WORK TO COMPLETE
Can you retype every record below exactly as written?

DATA ROWS

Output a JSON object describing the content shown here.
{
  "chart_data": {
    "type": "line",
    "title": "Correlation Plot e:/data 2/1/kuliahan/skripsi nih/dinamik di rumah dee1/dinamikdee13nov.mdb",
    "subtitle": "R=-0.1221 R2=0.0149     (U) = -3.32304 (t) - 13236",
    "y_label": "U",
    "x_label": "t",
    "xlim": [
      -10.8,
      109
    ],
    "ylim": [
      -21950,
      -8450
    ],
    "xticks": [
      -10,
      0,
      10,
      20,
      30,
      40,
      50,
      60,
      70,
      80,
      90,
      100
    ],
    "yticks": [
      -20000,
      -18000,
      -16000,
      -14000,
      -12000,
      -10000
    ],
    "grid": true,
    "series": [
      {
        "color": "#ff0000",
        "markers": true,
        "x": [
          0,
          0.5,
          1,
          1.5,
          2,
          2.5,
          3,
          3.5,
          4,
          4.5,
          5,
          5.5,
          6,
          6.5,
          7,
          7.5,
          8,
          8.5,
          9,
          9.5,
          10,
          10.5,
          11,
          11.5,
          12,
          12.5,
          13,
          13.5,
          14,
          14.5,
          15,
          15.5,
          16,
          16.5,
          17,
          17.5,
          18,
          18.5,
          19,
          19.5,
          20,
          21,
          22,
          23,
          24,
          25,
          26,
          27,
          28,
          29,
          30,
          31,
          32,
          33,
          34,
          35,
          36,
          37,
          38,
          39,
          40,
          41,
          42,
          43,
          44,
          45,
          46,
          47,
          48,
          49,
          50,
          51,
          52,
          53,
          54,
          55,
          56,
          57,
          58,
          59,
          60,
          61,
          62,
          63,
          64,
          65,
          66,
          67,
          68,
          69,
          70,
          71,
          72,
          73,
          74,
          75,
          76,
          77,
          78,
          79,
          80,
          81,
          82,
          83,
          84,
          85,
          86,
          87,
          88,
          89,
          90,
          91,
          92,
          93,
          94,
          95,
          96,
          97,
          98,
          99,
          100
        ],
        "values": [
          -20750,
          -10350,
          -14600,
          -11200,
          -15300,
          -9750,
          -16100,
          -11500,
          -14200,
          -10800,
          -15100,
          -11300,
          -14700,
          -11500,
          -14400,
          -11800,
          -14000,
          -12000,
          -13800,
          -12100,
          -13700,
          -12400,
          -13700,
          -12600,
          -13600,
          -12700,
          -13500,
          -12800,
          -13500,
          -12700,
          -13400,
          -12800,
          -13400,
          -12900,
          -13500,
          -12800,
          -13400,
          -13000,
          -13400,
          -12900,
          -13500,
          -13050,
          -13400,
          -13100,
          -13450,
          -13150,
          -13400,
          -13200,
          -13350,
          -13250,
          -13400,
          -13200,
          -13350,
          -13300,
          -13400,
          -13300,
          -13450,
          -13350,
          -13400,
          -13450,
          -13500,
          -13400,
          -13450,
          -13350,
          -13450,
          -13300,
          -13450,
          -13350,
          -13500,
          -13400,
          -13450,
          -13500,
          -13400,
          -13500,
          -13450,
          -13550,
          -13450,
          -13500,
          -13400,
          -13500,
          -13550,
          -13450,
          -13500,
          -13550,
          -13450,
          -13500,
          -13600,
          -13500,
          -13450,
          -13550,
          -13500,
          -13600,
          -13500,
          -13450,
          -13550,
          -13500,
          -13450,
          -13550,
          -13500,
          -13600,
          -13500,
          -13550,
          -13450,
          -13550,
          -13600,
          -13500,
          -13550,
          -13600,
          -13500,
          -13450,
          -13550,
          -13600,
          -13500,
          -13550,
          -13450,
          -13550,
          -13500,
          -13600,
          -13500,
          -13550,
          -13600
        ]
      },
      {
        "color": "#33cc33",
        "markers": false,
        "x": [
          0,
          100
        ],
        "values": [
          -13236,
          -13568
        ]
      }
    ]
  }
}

FULL SOLUTION
Output a JSON object describing the content shown here.
{
  "chart_data": {
    "type": "line",
    "title": "Correlation Plot e:/data 2/1/kuliahan/skripsi nih/dinamik di rumah dee1/dinamikdee13nov.mdb",
    "subtitle": "R=-0.1221 R2=0.0149     (U) = -3.32304 (t) - 13236",
    "y_label": "U",
    "x_label": "t",
    "xlim": [
      -10.8,
      109
    ],
    "ylim": [
      -21950,
      -8450
    ],
    "xticks": [
      -10,
      0,
      10,
      20,
      30,
      40,
      50,
      60,
      70,
      80,
      90,
      100
    ],
    "yticks": [
      -20000,
      -18000,
      -16000,
      -14000,
      -12000,
      -10000
    ],
    "grid": true,
    "series": [
      {
        "color": "#ff0000",
        "markers": true,
        "x": [
          0,
          0.5,
          1,
          1.5,
          2,
          2.5,
          3,
          3.5,
          4,
          4.5,
          5,
          5.5,
          6,
          6.5,
          7,
          7.5,
          8,
          8.5,
          9,
          9.5,
          10,
          10.5,
          11,
          11.5,
          12,
          12.5,
          13,
          13.5,
          14,
          14.5,
          15,
          15.5,
          16,
          16.5,
          17,
          17.5,
          18,
          18.5,
          19,
          19.5,
          20,
          21,
          22,
          23,
          24,
          25,
          26,
          27,
          28,
          29,
          30,
          31,
          32,
          33,
          34,
          35,
          36,
          37,
          38,
          39,
          40,
          41,
          42,
          43,
          44,
          45,
          46,
          47,
          48,
          49,
          50,
          51,
          52,
          53,
          54,
          55,
          56,
          57,
          58,
          59,
          60,
          61,
          62,
          63,
          64,
          65,
          66,
          67,
          68,
          69,
          70,
          71,
          72,
          73,
          74,
          75,
          76,
          77,
          78,
          79,
          80,
          81,
          82,
          83,
          84,
          85,
          86,
          87,
          88,
          89,
          90,
          91,
          92,
          93,
          94,
          95,
          96,
          97,
          98,
          99,
          100
        ],
        "values": [
          -20750,
          -10350,
          -14600,
          -11200,
          -15300,
          -9750,
          -16100,
          -11500,
          -14200,
          -10800,
          -15100,
          -11300,
          -14700,
          -11500,
          -14400,
          -11800,
          -14000,
          -12000,
          -13800,
          -12100,
          -13700,
          -12400,
          -13700,
          -12600,
          -13600,
          -12700,
          -13500,
          -12800,
          -13500,
          -12700,
          -13400,
          -12800,
          -13400,
          -12900,
          -13500,
          -12800,
          -13400,
          -13000,
          -13400,
          -12900,
          -13500,
          -13050,
          -13400,
          -13100,
          -13450,
          -13150,
          -13400,
          -13200,
          -13350,
          -13250,
          -13400,
          -13200,
          -13350,
          -13300,
          -13400,
          -13300,
          -13450,
          -13350,
          -13400,
          -13450,
          -13500,
          -13400,
          -13450,
          -13350,
          -13450,
          -13300,
          -13450,
          -13350,
          -13500,
          -13400,
          -13450,
          -13500,
          -13400,
          -13500,
          -13450,
          -13550,
          -13450,
          -13500,
          -13400,
          -13500,
          -13550,
          -13450,
          -13500,
          -13550,
          -13450,
          -13500,
          -13600,
          -13500,
          -13450,
          -13550,
          -13500,
          -13600,
          -13500,
          -13450,
          -13550,
          -13500,
          -13450,
          -13550,
          -13500,
          -13600,
          -13500,
          -13550,
          -13450,
          -13550,
          -13600,
          -13500,
          -13550,
          -13600,
          -13500,
          -13450,
          -13550,
          -13600,
          -13500,
          -13550,
          -13450,
          -13550,
          -13500,
          -13600,
          -13500,
          -13550,
          -13600
        ]
      },
      {
        "color": "#33cc33",
        "markers": false,
        "x": [
          0,
          100
        ],
        "values": [
          -13236,
          -13568
        ]
      }
    ]
  }
}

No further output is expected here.